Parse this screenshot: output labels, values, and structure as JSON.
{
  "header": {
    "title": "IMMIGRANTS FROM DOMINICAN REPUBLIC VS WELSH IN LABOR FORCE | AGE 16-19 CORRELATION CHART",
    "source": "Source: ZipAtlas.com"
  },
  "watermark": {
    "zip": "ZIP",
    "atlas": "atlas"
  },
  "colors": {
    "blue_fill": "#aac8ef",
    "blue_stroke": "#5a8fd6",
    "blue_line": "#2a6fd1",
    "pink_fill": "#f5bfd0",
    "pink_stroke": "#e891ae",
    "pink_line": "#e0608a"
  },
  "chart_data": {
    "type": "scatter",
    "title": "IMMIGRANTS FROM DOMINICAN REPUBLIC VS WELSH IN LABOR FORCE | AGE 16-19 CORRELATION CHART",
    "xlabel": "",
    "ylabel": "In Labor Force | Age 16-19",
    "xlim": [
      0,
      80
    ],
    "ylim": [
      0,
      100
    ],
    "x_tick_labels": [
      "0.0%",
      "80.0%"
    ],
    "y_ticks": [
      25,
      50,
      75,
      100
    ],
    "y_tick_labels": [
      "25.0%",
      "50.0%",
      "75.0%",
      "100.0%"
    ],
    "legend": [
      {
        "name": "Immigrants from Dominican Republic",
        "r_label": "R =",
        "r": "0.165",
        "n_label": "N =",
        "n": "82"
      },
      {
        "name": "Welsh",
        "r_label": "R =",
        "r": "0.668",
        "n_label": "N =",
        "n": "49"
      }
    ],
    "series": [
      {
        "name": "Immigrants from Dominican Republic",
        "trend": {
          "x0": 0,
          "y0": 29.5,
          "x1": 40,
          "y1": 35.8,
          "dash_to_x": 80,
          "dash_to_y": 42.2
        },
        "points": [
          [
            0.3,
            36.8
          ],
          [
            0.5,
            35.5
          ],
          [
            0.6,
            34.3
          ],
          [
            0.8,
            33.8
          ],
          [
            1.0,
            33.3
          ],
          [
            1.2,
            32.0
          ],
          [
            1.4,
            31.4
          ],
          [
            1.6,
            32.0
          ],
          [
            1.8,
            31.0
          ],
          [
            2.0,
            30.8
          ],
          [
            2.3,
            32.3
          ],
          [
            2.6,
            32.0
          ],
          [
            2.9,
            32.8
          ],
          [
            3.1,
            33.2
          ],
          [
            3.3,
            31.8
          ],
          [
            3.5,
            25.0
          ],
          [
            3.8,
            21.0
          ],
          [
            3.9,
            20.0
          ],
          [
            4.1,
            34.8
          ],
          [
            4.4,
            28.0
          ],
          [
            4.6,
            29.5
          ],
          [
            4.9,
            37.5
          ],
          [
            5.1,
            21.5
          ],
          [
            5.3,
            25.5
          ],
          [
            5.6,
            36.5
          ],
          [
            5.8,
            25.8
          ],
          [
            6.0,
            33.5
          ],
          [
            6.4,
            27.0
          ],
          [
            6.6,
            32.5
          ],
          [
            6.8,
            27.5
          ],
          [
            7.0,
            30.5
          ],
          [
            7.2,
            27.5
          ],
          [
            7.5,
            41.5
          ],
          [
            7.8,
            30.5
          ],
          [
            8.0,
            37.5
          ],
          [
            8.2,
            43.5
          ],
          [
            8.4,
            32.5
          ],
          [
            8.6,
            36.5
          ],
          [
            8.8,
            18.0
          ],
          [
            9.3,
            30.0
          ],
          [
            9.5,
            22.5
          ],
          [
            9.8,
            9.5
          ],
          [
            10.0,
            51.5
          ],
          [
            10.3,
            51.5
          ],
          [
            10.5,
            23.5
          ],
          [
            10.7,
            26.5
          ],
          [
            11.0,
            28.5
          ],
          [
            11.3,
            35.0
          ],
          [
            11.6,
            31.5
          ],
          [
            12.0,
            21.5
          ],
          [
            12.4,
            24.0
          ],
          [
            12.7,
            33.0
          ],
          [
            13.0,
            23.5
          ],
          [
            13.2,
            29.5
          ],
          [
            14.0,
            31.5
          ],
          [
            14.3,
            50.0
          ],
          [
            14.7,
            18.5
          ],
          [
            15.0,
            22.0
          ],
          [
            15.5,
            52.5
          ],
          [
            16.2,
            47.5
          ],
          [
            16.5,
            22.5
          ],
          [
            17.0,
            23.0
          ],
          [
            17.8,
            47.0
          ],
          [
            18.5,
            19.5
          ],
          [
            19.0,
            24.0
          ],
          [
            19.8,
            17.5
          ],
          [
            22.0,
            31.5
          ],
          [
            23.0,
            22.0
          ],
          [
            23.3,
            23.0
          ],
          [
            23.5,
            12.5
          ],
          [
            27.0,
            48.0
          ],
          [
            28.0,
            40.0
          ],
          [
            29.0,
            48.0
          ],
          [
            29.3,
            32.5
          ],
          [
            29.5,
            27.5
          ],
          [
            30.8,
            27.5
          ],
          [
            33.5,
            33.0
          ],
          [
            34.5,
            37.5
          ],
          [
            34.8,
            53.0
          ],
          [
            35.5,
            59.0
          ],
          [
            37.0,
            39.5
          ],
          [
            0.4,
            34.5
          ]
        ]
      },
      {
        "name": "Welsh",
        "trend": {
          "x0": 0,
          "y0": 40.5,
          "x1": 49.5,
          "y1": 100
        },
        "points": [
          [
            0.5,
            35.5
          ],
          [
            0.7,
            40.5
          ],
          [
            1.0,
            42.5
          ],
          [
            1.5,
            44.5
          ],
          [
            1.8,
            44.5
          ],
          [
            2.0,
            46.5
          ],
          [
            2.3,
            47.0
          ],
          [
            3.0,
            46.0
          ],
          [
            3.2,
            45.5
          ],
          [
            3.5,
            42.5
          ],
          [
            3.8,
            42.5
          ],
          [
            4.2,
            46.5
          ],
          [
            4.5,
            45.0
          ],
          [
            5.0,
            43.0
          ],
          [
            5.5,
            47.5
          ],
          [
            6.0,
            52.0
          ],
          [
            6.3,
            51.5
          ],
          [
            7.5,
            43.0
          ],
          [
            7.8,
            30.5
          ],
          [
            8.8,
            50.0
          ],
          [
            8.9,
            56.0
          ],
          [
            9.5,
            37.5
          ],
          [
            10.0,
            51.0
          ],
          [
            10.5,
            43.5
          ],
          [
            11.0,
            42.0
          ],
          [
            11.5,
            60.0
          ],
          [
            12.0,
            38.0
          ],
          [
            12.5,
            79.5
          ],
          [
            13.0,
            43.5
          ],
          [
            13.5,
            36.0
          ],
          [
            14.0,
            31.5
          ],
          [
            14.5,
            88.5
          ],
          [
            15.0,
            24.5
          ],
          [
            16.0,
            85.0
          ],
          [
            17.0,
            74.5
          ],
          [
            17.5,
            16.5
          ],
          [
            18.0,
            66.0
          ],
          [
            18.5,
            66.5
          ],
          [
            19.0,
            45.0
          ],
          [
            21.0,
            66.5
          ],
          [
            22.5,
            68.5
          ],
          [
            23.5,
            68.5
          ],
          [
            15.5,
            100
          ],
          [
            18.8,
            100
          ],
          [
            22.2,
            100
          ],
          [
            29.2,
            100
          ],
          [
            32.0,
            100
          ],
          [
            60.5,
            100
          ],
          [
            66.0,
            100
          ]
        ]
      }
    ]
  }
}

■ **The request**
Without changing a word, restate the whole listing.

■ **Answer in full**
Parse this screenshot: output labels, values, and structure as JSON.
{
  "header": {
    "title": "IMMIGRANTS FROM DOMINICAN REPUBLIC VS WELSH IN LABOR FORCE | AGE 16-19 CORRELATION CHART",
    "source": "Source: ZipAtlas.com"
  },
  "watermark": {
    "zip": "ZIP",
    "atlas": "atlas"
  },
  "colors": {
    "blue_fill": "#aac8ef",
    "blue_stroke": "#5a8fd6",
    "blue_line": "#2a6fd1",
    "pink_fill": "#f5bfd0",
    "pink_stroke": "#e891ae",
    "pink_line": "#e0608a"
  },
  "chart_data": {
    "type": "scatter",
    "title": "IMMIGRANTS FROM DOMINICAN REPUBLIC VS WELSH IN LABOR FORCE | AGE 16-19 CORRELATION CHART",
    "xlabel": "",
    "ylabel": "In Labor Force | Age 16-19",
    "xlim": [
      0,
      80
    ],
    "ylim": [
      0,
      100
    ],
    "x_tick_labels": [
      "0.0%",
      "80.0%"
    ],
    "y_ticks": [
      25,
      50,
      75,
      100
    ],
    "y_tick_labels": [
      "25.0%",
      "50.0%",
      "75.0%",
      "100.0%"
    ],
    "legend": [
      {
        "name": "Immigrants from Dominican Republic",
        "r_label": "R =",
        "r": "0.165",
        "n_label": "N =",
        "n": "82"
      },
      {
        "name": "Welsh",
        "r_label": "R =",
        "r": "0.668",
        "n_label": "N =",
        "n": "49"
      }
    ],
    "series": [
      {
        "name": "Immigrants from Dominican Republic",
        "trend": {
          "x0": 0,
          "y0": 29.5,
          "x1": 40,
          "y1": 35.8,
          "dash_to_x": 80,
          "dash_to_y": 42.2
        },
        "points": [
          [
            0.3,
            36.8
          ],
          [
            0.5,
            35.5
          ],
          [
            0.6,
            34.3
          ],
          [
            0.8,
            33.8
          ],
          [
            1.0,
            33.3
          ],
          [
            1.2,
            32.0
          ],
          [
            1.4,
            31.4
          ],
          [
            1.6,
            32.0
          ],
          [
            1.8,
            31.0
          ],
          [
            2.0,
            30.8
          ],
          [
            2.3,
            32.3
          ],
          [
            2.6,
            32.0
          ],
          [
            2.9,
            32.8
          ],
          [
            3.1,
            33.2
          ],
          [
            3.3,
            31.8
          ],
          [
            3.5,
            25.0
          ],
          [
            3.8,
            21.0
          ],
          [
            3.9,
            20.0
          ],
          [
            4.1,
            34.8
          ],
          [
            4.4,
            28.0
          ],
          [
            4.6,
            29.5
          ],
          [
            4.9,
            37.5
          ],
          [
            5.1,
            21.5
          ],
          [
            5.3,
            25.5
          ],
          [
            5.6,
            36.5
          ],
          [
            5.8,
            25.8
          ],
          [
            6.0,
            33.5
          ],
          [
            6.4,
            27.0
          ],
          [
            6.6,
            32.5
          ],
          [
            6.8,
            27.5
          ],
          [
            7.0,
            30.5
          ],
          [
            7.2,
            27.5
          ],
          [
            7.5,
            41.5
          ],
          [
            7.8,
            30.5
          ],
          [
            8.0,
            37.5
          ],
          [
            8.2,
            43.5
          ],
          [
            8.4,
            32.5
          ],
          [
            8.6,
            36.5
          ],
          [
            8.8,
            18.0
          ],
          [
            9.3,
            30.0
          ],
          [
            9.5,
            22.5
          ],
          [
            9.8,
            9.5
          ],
          [
            10.0,
            51.5
          ],
          [
            10.3,
            51.5
          ],
          [
            10.5,
            23.5
          ],
          [
            10.7,
            26.5
          ],
          [
            11.0,
            28.5
          ],
          [
            11.3,
            35.0
          ],
          [
            11.6,
            31.5
          ],
          [
            12.0,
            21.5
          ],
          [
            12.4,
            24.0
          ],
          [
            12.7,
            33.0
          ],
          [
            13.0,
            23.5
          ],
          [
            13.2,
            29.5
          ],
          [
            14.0,
            31.5
          ],
          [
            14.3,
            50.0
          ],
          [
            14.7,
            18.5
          ],
          [
            15.0,
            22.0
          ],
          [
            15.5,
            52.5
          ],
          [
            16.2,
            47.5
          ],
          [
            16.5,
            22.5
          ],
          [
            17.0,
            23.0
          ],
          [
            17.8,
            47.0
          ],
          [
            18.5,
            19.5
          ],
          [
            19.0,
            24.0
          ],
          [
            19.8,
            17.5
          ],
          [
            22.0,
            31.5
          ],
          [
            23.0,
            22.0
          ],
          [
            23.3,
            23.0
          ],
          [
            23.5,
            12.5
          ],
          [
            27.0,
            48.0
          ],
          [
            28.0,
            40.0
          ],
          [
            29.0,
            48.0
          ],
          [
            29.3,
            32.5
          ],
          [
            29.5,
            27.5
          ],
          [
            30.8,
            27.5
          ],
          [
            33.5,
            33.0
          ],
          [
            34.5,
            37.5
          ],
          [
            34.8,
            53.0
          ],
          [
            35.5,
            59.0
          ],
          [
            37.0,
            39.5
          ],
          [
            0.4,
            34.5
          ]
        ]
      },
      {
        "name": "Welsh",
        "trend": {
          "x0": 0,
          "y0": 40.5,
          "x1": 49.5,
          "y1": 100
        },
        "points": [
          [
            0.5,
            35.5
          ],
          [
            0.7,
            40.5
          ],
          [
            1.0,
            42.5
          ],
          [
            1.5,
            44.5
          ],
          [
            1.8,
            44.5
          ],
          [
            2.0,
            46.5
          ],
          [
            2.3,
            47.0
          ],
          [
            3.0,
            46.0
          ],
          [
            3.2,
            45.5
          ],
          [
            3.5,
            42.5
          ],
          [
            3.8,
            42.5
          ],
          [
            4.2,
            46.5
          ],
          [
            4.5,
            45.0
          ],
          [
            5.0,
            43.0
          ],
          [
            5.5,
            47.5
          ],
          [
            6.0,
            52.0
          ],
          [
            6.3,
            51.5
          ],
          [
            7.5,
            43.0
          ],
          [
            7.8,
            30.5
          ],
          [
            8.8,
            50.0
          ],
          [
            8.9,
            56.0
          ],
          [
            9.5,
            37.5
          ],
          [
            10.0,
            51.0
          ],
          [
            10.5,
            43.5
          ],
          [
            11.0,
            42.0
          ],
          [
            11.5,
            60.0
          ],
          [
            12.0,
            38.0
          ],
          [
            12.5,
            79.5
          ],
          [
            13.0,
            43.5
          ],
          [
            13.5,
            36.0
          ],
          [
            14.0,
            31.5
          ],
          [
            14.5,
            88.5
          ],
          [
            15.0,
            24.5
          ],
          [
            16.0,
            85.0
          ],
          [
            17.0,
            74.5
          ],
          [
            17.5,
            16.5
          ],
          [
            18.0,
            66.0
          ],
          [
            18.5,
            66.5
          ],
          [
            19.0,
            45.0
          ],
          [
            21.0,
            66.5
          ],
          [
            22.5,
            68.5
          ],
          [
            23.5,
            68.5
          ],
          [
            15.5,
            100
          ],
          [
            18.8,
            100
          ],
          [
            22.2,
            100
          ],
          [
            29.2,
            100
          ],
          [
            32.0,
            100
          ],
          [
            60.5,
            100
          ],
          [
            66.0,
            100
          ]
        ]
      }
    ]
  }
}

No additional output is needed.